__What to produce__
From the entries below, copy out every line with "Satuan" in it.

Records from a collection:
-- Start --

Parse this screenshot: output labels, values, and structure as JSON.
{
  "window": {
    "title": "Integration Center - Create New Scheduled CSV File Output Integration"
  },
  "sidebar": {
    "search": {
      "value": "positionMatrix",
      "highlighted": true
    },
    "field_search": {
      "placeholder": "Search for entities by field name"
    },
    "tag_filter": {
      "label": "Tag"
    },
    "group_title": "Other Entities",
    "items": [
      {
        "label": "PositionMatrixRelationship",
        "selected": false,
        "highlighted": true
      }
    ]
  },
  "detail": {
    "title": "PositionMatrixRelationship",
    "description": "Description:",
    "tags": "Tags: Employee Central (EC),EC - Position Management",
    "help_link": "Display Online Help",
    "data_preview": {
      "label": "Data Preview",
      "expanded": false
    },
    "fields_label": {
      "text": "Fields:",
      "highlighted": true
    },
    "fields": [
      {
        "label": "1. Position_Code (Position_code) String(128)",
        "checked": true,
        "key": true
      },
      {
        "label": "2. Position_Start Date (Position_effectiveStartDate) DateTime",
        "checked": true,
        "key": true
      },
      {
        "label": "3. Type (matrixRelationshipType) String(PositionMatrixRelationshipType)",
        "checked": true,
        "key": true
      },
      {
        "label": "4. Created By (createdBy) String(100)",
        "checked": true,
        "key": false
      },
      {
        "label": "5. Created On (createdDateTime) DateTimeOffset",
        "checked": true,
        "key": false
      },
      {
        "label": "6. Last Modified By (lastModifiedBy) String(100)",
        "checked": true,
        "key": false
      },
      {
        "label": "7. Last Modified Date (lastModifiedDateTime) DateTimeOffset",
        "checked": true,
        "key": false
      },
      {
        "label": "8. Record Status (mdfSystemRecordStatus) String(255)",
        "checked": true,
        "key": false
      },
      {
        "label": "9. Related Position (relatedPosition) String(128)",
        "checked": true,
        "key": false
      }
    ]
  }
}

-- End --
-- Start --

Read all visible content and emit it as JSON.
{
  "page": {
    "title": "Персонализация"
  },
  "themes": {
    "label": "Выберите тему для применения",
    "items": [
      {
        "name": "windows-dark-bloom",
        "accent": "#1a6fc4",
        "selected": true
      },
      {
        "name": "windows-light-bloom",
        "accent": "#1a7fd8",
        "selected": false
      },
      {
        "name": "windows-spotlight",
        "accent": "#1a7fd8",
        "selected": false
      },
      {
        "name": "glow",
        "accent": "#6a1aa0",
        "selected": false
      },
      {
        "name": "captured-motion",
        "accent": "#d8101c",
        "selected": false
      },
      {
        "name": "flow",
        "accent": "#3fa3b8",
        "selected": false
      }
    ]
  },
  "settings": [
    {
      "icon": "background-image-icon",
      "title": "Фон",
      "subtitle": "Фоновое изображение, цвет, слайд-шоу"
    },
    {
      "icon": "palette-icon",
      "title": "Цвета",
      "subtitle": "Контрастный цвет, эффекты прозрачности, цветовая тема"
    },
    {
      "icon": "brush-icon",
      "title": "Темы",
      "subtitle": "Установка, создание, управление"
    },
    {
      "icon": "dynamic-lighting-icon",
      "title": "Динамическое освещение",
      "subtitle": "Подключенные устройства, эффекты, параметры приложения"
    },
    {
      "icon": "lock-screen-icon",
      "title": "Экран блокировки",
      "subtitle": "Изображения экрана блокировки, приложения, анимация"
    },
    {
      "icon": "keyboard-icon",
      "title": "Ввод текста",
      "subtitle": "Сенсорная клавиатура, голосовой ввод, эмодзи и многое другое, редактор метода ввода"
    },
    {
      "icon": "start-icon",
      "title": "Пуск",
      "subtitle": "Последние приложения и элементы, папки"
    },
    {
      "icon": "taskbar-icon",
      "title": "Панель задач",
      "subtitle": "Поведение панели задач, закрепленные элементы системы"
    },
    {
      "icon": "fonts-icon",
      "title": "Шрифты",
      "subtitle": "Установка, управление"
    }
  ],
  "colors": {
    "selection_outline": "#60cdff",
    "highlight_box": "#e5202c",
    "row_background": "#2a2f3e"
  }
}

-- End --
-- Start --

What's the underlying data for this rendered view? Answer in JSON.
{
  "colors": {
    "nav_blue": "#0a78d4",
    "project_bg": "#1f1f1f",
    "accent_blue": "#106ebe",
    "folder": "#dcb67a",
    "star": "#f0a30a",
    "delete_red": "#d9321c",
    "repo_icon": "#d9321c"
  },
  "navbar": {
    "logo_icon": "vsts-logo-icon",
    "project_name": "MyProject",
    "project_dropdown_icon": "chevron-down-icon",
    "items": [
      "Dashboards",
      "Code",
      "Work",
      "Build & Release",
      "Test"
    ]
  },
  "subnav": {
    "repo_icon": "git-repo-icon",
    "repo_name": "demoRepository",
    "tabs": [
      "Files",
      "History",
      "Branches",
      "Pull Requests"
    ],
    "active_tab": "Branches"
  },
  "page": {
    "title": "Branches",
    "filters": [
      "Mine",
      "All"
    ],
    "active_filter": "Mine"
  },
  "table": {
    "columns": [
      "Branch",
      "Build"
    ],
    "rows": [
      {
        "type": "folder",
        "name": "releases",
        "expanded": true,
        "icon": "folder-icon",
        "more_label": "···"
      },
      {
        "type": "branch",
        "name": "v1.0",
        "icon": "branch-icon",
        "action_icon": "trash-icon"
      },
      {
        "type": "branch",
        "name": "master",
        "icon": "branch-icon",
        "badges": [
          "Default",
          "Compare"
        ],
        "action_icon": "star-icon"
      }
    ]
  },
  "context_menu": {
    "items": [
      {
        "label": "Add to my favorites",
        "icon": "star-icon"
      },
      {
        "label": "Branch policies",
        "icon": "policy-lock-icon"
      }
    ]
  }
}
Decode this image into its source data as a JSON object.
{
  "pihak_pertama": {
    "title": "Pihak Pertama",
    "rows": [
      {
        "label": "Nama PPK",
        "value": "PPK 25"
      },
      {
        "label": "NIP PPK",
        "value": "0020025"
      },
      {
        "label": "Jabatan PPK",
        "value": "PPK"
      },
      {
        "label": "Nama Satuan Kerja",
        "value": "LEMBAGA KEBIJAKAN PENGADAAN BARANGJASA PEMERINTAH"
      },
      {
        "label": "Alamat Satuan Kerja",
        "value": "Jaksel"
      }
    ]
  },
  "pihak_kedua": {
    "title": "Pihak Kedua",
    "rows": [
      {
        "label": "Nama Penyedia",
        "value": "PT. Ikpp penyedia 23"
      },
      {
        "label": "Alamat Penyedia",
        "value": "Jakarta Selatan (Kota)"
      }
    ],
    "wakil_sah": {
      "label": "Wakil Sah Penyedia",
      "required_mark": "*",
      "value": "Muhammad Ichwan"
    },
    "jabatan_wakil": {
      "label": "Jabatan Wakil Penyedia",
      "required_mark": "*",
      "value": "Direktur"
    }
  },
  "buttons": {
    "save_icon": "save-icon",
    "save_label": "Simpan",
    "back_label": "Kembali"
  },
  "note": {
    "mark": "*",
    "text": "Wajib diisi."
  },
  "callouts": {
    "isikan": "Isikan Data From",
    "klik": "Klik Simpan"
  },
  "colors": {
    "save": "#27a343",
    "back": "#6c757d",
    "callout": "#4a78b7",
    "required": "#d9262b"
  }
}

-- End --

__In response__
        "label": "Nama Satuan Kerja",
        "label": "Alamat Satuan Kerja",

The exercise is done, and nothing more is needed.